GOAL:
Wherever a line below holds the word "button", copy that line.

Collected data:
☆ ☆ ☆ ☆ ☆

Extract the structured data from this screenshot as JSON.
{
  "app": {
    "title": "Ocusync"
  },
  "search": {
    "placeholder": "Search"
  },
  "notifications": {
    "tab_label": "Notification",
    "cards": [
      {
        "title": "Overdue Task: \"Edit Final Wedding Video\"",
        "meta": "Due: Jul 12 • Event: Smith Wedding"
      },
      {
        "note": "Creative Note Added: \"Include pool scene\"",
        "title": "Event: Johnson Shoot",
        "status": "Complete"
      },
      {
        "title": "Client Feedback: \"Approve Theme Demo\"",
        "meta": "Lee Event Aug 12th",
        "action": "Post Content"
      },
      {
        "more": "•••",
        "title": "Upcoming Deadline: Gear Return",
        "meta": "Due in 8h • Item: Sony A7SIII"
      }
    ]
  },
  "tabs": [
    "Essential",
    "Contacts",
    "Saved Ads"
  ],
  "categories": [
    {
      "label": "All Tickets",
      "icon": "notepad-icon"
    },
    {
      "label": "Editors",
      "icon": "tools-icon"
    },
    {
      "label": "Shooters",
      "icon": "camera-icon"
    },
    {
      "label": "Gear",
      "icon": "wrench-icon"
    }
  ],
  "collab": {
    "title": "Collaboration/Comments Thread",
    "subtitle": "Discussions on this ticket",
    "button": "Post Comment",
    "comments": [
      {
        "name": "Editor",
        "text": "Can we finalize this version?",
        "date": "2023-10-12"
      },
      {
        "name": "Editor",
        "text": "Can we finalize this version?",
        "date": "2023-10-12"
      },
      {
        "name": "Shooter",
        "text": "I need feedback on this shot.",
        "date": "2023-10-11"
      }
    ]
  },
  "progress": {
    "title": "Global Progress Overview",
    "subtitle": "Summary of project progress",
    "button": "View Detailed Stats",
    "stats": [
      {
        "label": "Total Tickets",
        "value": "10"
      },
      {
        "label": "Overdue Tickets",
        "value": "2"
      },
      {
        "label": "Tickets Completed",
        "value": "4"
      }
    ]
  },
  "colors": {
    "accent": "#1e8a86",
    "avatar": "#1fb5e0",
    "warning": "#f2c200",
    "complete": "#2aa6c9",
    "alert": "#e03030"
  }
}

☆ ☆ ☆ ☆ ☆

REPLY TO THE EXERCISE:
    "button": "Post Comment",
    "button": "View Detailed Stats",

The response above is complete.